Part of a data file:

begin

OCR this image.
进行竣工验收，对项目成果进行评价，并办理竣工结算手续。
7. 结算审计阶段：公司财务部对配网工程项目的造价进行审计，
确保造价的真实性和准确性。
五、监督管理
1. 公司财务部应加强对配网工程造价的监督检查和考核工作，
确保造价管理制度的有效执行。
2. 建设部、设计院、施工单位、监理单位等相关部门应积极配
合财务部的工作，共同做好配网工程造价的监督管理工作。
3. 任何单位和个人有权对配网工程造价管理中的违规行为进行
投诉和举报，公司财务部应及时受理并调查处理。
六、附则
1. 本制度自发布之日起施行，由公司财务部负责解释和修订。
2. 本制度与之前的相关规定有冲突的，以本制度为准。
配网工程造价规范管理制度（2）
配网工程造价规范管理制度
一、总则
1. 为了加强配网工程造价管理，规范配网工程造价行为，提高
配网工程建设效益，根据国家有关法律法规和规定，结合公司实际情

end

Output every entry shown above, exactly.

OCR this image.
进行竣工验收，对项目成果进行评价，并办理竣工结算手续。
7. 结算审计阶段：公司财务部对配网工程项目的造价进行审计，
确保造价的真实性和准确性。
五、监督管理
1. 公司财务部应加强对配网工程造价的监督检查和考核工作，
确保造价管理制度的有效执行。
2. 建设部、设计院、施工单位、监理单位等相关部门应积极配
合财务部的工作，共同做好配网工程造价的监督管理工作。
3. 任何单位和个人有权对配网工程造价管理中的违规行为进行
投诉和举报，公司财务部应及时受理并调查处理。
六、附则
1. 本制度自发布之日起施行，由公司财务部负责解释和修订。
2. 本制度与之前的相关规定有冲突的，以本制度为准。
配网工程造价规范管理制度（2）
配网工程造价规范管理制度
一、总则
1. 为了加强配网工程造价管理，规范配网工程造价行为，提高
配网工程建设效益，根据国家有关法律法规和规定，结合公司实际情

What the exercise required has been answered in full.